SET PROBLEM =
Images appear in the records below; leave them out and repeat everything else exactly.

[Dataset rows about figures]
________

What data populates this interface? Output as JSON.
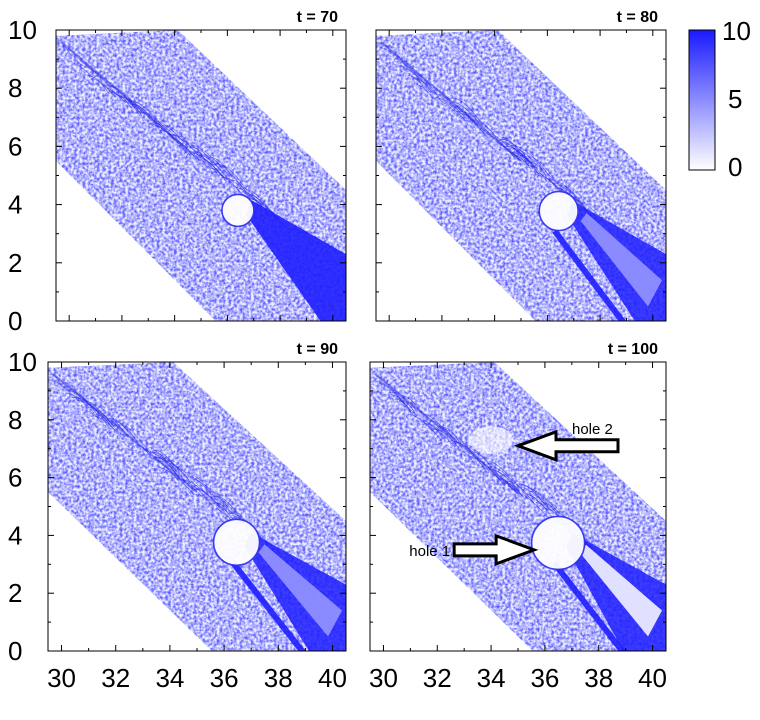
{
  "chart_data": {
    "type": "heatmap",
    "colorbar": {
      "ticks": [
        10,
        5,
        0
      ],
      "colors": {
        "low": "#ffffff",
        "high": "#1a1aff"
      }
    },
    "x_ticks": [
      30,
      32,
      34,
      36,
      38,
      40
    ],
    "y_ticks": [
      0,
      2,
      4,
      6,
      8,
      10
    ],
    "xlim": [
      29.5,
      40.5
    ],
    "ylim": [
      0,
      10
    ],
    "panels": [
      {
        "time_label": "t = 70",
        "annotations": []
      },
      {
        "time_label": "t = 80",
        "annotations": []
      },
      {
        "time_label": "t = 90",
        "annotations": []
      },
      {
        "time_label": "t = 100",
        "annotations": [
          {
            "text": "hole 2",
            "x": 35.0,
            "y": 7.1,
            "arrow": "left"
          },
          {
            "text": "hole 1",
            "x": 35.6,
            "y": 3.5,
            "arrow": "right"
          }
        ]
      }
    ]
  }
}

________

THE SOLUTION =
What data populates this interface? Output as JSON.
{
  "chart_data": {
    "type": "heatmap",
    "colorbar": {
      "ticks": [
        10,
        5,
        0
      ],
      "colors": {
        "low": "#ffffff",
        "high": "#1a1aff"
      }
    },
    "x_ticks": [
      30,
      32,
      34,
      36,
      38,
      40
    ],
    "y_ticks": [
      0,
      2,
      4,
      6,
      8,
      10
    ],
    "xlim": [
      29.5,
      40.5
    ],
    "ylim": [
      0,
      10
    ],
    "panels": [
      {
        "time_label": "t = 70",
        "annotations": []
      },
      {
        "time_label": "t = 80",
        "annotations": []
      },
      {
        "time_label": "t = 90",
        "annotations": []
      },
      {
        "time_label": "t = 100",
        "annotations": [
          {
            "text": "hole 2",
            "x": 35.0,
            "y": 7.1,
            "arrow": "left"
          },
          {
            "text": "hole 1",
            "x": 35.6,
            "y": 3.5,
            "arrow": "right"
          }
        ]
      }
    ]
  }
}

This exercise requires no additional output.